_Work required_.
Quote all of the data exactly as given. Skip every picture it contains.

_Supplied data_.
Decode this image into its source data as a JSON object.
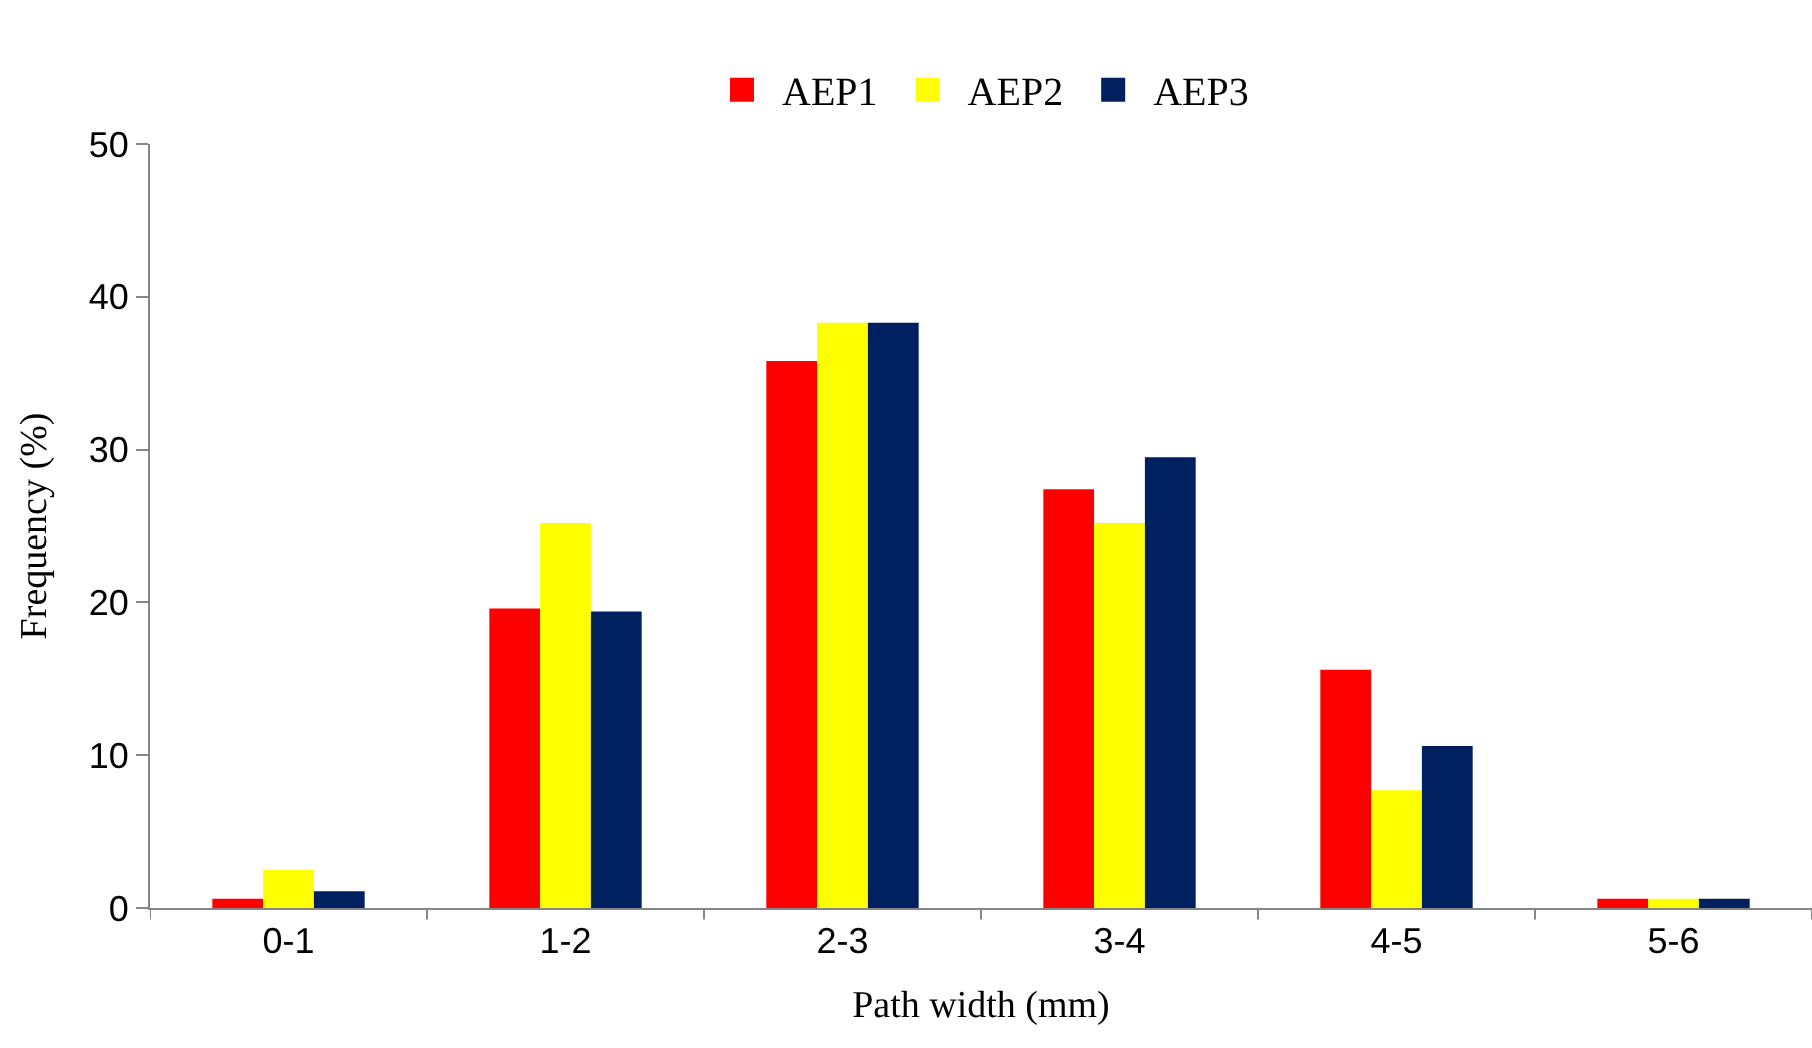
{
  "chart_data": {
    "type": "bar",
    "xlabel": "Path width (mm)",
    "ylabel": "Frequency (%)",
    "categories": [
      "0-1",
      "1-2",
      "2-3",
      "3-4",
      "4-5",
      "5-6"
    ],
    "series": [
      {
        "name": "AEP1",
        "color": "#ff0000",
        "values": [
          0.6,
          19.6,
          35.8,
          27.4,
          15.6,
          0.6
        ]
      },
      {
        "name": "AEP2",
        "color": "#ffff00",
        "values": [
          2.5,
          25.2,
          38.3,
          25.2,
          7.7,
          0.6
        ]
      },
      {
        "name": "AEP3",
        "color": "#002060",
        "values": [
          1.1,
          19.4,
          38.3,
          29.5,
          10.6,
          0.6
        ]
      }
    ],
    "ylim": [
      0,
      50
    ],
    "yticks": [
      0,
      10,
      20,
      30,
      40,
      50
    ],
    "legend": "top"
  }
}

_Task response_.
Decode this image into its source data as a JSON object.
{
  "chart_data": {
    "type": "bar",
    "xlabel": "Path width (mm)",
    "ylabel": "Frequency (%)",
    "categories": [
      "0-1",
      "1-2",
      "2-3",
      "3-4",
      "4-5",
      "5-6"
    ],
    "series": [
      {
        "name": "AEP1",
        "color": "#ff0000",
        "values": [
          0.6,
          19.6,
          35.8,
          27.4,
          15.6,
          0.6
        ]
      },
      {
        "name": "AEP2",
        "color": "#ffff00",
        "values": [
          2.5,
          25.2,
          38.3,
          25.2,
          7.7,
          0.6
        ]
      },
      {
        "name": "AEP3",
        "color": "#002060",
        "values": [
          1.1,
          19.4,
          38.3,
          29.5,
          10.6,
          0.6
        ]
      }
    ],
    "ylim": [
      0,
      50
    ],
    "yticks": [
      0,
      10,
      20,
      30,
      40,
      50
    ],
    "legend": "top"
  }
}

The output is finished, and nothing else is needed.